Task goal: Start at the line containing "Read out every word on this page." and transcribe every line exactly through the end of the records below, and only those lines.

Recorded information:
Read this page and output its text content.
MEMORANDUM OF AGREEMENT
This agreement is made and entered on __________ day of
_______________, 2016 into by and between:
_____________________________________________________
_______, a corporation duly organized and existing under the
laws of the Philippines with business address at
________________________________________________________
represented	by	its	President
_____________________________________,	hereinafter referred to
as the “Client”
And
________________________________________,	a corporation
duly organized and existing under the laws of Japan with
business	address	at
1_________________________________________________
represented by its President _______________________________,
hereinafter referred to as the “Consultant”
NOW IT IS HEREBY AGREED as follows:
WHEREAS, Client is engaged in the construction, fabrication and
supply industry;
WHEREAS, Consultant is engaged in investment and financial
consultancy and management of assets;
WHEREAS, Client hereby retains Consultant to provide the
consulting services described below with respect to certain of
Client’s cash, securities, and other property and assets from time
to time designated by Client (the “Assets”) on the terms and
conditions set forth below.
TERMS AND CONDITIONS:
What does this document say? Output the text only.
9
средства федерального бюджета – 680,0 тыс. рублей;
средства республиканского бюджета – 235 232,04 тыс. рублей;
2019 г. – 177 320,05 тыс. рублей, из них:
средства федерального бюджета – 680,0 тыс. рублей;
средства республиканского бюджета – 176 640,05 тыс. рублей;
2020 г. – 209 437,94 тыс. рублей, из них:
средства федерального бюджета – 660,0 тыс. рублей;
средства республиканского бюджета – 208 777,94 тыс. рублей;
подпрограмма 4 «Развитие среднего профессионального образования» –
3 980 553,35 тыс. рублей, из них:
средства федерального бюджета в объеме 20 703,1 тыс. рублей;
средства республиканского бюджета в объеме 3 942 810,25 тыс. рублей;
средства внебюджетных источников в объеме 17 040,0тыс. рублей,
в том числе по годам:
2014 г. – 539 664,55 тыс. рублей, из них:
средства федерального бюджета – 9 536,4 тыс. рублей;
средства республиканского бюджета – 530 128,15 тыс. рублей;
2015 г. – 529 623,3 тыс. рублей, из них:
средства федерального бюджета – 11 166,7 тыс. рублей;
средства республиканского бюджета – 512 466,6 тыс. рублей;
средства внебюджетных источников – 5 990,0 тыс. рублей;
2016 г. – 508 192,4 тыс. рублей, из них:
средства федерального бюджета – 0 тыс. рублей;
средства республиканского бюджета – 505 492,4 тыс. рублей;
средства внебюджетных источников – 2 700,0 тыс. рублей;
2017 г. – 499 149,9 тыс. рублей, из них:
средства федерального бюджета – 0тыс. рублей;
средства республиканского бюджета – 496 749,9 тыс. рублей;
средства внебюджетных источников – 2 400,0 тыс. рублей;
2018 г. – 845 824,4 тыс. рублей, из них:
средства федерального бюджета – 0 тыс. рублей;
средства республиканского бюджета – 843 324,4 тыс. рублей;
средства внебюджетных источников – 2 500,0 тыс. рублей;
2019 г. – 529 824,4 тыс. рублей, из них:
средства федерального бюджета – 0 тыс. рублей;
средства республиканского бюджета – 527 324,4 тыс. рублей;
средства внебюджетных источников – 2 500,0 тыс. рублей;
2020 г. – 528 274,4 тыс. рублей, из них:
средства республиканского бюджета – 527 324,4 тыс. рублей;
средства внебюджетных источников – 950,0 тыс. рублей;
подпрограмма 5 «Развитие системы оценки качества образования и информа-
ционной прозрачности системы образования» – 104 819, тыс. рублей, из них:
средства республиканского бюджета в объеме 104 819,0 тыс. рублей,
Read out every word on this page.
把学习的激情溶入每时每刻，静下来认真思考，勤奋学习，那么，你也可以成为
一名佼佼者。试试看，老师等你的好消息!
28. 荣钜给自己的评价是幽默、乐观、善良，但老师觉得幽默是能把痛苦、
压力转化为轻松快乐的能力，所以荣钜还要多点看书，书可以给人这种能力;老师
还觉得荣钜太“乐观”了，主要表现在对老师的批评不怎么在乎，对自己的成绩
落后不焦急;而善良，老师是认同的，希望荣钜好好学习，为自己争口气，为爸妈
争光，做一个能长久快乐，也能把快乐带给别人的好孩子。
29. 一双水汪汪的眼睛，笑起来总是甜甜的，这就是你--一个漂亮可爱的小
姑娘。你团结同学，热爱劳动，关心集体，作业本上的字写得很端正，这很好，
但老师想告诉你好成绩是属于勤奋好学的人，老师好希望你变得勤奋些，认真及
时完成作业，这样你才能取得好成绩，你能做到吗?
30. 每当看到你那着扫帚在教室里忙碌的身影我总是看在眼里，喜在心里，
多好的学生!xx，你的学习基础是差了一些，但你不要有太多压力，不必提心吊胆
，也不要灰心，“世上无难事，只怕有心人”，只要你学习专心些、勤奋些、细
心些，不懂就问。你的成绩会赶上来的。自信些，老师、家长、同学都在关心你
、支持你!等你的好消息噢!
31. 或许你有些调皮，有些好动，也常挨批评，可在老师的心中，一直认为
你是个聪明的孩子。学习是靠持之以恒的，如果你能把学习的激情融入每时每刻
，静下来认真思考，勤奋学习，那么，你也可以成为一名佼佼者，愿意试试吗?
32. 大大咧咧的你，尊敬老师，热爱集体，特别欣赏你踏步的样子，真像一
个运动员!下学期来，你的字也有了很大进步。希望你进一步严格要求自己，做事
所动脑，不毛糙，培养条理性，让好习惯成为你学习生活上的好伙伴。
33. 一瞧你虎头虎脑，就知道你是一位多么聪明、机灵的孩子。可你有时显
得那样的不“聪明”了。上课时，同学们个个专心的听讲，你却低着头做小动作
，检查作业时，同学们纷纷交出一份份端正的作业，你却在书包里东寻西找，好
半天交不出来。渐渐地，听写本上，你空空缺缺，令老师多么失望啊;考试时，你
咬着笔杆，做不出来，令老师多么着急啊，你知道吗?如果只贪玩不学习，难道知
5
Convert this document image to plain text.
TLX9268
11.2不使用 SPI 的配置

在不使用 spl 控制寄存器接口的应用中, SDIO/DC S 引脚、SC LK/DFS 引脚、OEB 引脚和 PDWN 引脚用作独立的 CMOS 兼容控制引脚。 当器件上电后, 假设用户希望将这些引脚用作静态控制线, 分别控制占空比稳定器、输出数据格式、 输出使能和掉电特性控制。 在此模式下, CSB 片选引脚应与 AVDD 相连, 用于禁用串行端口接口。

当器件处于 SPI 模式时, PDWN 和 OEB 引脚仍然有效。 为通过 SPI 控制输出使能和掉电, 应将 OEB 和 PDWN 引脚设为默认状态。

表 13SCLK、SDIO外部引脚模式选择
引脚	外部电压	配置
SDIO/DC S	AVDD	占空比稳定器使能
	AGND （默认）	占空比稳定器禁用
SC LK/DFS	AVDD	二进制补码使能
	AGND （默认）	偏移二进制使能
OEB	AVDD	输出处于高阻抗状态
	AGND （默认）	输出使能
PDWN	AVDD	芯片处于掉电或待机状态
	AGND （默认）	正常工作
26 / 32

Full solution:
Read out every word on this page.
把学习的激情溶入每时每刻，静下来认真思考，勤奋学习，那么，你也可以成为
一名佼佼者。试试看，老师等你的好消息!
28. 荣钜给自己的评价是幽默、乐观、善良，但老师觉得幽默是能把痛苦、
压力转化为轻松快乐的能力，所以荣钜还要多点看书，书可以给人这种能力;老师
还觉得荣钜太“乐观”了，主要表现在对老师的批评不怎么在乎，对自己的成绩
落后不焦急;而善良，老师是认同的，希望荣钜好好学习，为自己争口气，为爸妈
争光，做一个能长久快乐，也能把快乐带给别人的好孩子。
29. 一双水汪汪的眼睛，笑起来总是甜甜的，这就是你--一个漂亮可爱的小
姑娘。你团结同学，热爱劳动，关心集体，作业本上的字写得很端正，这很好，
但老师想告诉你好成绩是属于勤奋好学的人，老师好希望你变得勤奋些，认真及
时完成作业，这样你才能取得好成绩，你能做到吗?
30. 每当看到你那着扫帚在教室里忙碌的身影我总是看在眼里，喜在心里，
多好的学生!xx，你的学习基础是差了一些，但你不要有太多压力，不必提心吊胆
，也不要灰心，“世上无难事，只怕有心人”，只要你学习专心些、勤奋些、细
心些，不懂就问。你的成绩会赶上来的。自信些，老师、家长、同学都在关心你
、支持你!等你的好消息噢!
31. 或许你有些调皮，有些好动，也常挨批评，可在老师的心中，一直认为
你是个聪明的孩子。学习是靠持之以恒的，如果你能把学习的激情融入每时每刻
，静下来认真思考，勤奋学习，那么，你也可以成为一名佼佼者，愿意试试吗?
32. 大大咧咧的你，尊敬老师，热爱集体，特别欣赏你踏步的样子，真像一
个运动员!下学期来，你的字也有了很大进步。希望你进一步严格要求自己，做事
所动脑，不毛糙，培养条理性，让好习惯成为你学习生活上的好伙伴。
33. 一瞧你虎头虎脑，就知道你是一位多么聪明、机灵的孩子。可你有时显
得那样的不“聪明”了。上课时，同学们个个专心的听讲，你却低着头做小动作
，检查作业时，同学们纷纷交出一份份端正的作业，你却在书包里东寻西找，好
半天交不出来。渐渐地，听写本上，你空空缺缺，令老师多么失望啊;考试时，你
咬着笔杆，做不出来，令老师多么着急啊，你知道吗?如果只贪玩不学习，难道知
5
Convert this document image to plain text.
TLX9268
11.2不使用 SPI 的配置

在不使用 spl 控制寄存器接口的应用中, SDIO/DC S 引脚、SC LK/DFS 引脚、OEB 引脚和 PDWN 引脚用作独立的 CMOS 兼容控制引脚。 当器件上电后, 假设用户希望将这些引脚用作静态控制线, 分别控制占空比稳定器、输出数据格式、 输出使能和掉电特性控制。 在此模式下, CSB 片选引脚应与 AVDD 相连, 用于禁用串行端口接口。

当器件处于 SPI 模式时, PDWN 和 OEB 引脚仍然有效。 为通过 SPI 控制输出使能和掉电, 应将 OEB 和 PDWN 引脚设为默认状态。

表 13SCLK、SDIO外部引脚模式选择
引脚	外部电压	配置
SDIO/DC S	AVDD	占空比稳定器使能
	AGND （默认）	占空比稳定器禁用
SC LK/DFS	AVDD	二进制补码使能
	AGND （默认）	偏移二进制使能
OEB	AVDD	输出处于高阻抗状态
	AGND （默认）	输出使能
PDWN	AVDD	芯片处于掉电或待机状态
	AGND （默认）	正常工作
26 / 32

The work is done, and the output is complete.